• _Your instructions_:
Extract all of the entries and set them down verbatim.
——————
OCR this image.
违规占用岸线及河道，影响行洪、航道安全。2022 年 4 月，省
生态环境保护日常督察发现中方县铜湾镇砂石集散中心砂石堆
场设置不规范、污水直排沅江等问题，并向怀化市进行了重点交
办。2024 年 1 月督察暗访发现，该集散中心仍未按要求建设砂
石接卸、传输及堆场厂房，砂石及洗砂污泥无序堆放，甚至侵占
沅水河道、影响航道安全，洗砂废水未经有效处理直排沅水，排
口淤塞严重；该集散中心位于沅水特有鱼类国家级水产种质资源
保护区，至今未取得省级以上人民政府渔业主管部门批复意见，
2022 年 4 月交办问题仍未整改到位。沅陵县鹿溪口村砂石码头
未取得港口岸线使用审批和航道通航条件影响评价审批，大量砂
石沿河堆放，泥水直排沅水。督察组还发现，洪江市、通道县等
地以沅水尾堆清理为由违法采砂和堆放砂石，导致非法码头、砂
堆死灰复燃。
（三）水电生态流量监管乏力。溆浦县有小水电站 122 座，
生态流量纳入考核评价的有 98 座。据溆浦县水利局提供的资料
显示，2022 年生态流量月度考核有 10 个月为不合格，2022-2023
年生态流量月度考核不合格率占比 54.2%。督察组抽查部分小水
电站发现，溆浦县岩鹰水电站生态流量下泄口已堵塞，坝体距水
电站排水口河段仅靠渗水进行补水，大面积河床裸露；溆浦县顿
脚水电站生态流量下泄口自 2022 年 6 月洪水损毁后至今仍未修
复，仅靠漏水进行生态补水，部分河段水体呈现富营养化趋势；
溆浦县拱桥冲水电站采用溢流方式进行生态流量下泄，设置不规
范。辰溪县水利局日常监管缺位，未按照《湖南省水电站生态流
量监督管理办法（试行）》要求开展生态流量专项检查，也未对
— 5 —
——————
• _Solution to the problem_:
OCR this image.
违规占用岸线及河道，影响行洪、航道安全。2022 年 4 月，省
生态环境保护日常督察发现中方县铜湾镇砂石集散中心砂石堆
场设置不规范、污水直排沅江等问题，并向怀化市进行了重点交
办。2024 年 1 月督察暗访发现，该集散中心仍未按要求建设砂
石接卸、传输及堆场厂房，砂石及洗砂污泥无序堆放，甚至侵占
沅水河道、影响航道安全，洗砂废水未经有效处理直排沅水，排
口淤塞严重；该集散中心位于沅水特有鱼类国家级水产种质资源
保护区，至今未取得省级以上人民政府渔业主管部门批复意见，
2022 年 4 月交办问题仍未整改到位。沅陵县鹿溪口村砂石码头
未取得港口岸线使用审批和航道通航条件影响评价审批，大量砂
石沿河堆放，泥水直排沅水。督察组还发现，洪江市、通道县等
地以沅水尾堆清理为由违法采砂和堆放砂石，导致非法码头、砂
堆死灰复燃。
（三）水电生态流量监管乏力。溆浦县有小水电站 122 座，
生态流量纳入考核评价的有 98 座。据溆浦县水利局提供的资料
显示，2022 年生态流量月度考核有 10 个月为不合格，2022-2023
年生态流量月度考核不合格率占比 54.2%。督察组抽查部分小水
电站发现，溆浦县岩鹰水电站生态流量下泄口已堵塞，坝体距水
电站排水口河段仅靠渗水进行补水，大面积河床裸露；溆浦县顿
脚水电站生态流量下泄口自 2022 年 6 月洪水损毁后至今仍未修
复，仅靠漏水进行生态补水，部分河段水体呈现富营养化趋势；
溆浦县拱桥冲水电站采用溢流方式进行生态流量下泄，设置不规
范。辰溪县水利局日常监管缺位，未按照《湖南省水电站生态流
量监督管理办法（试行）》要求开展生态流量专项检查，也未对
— 5 —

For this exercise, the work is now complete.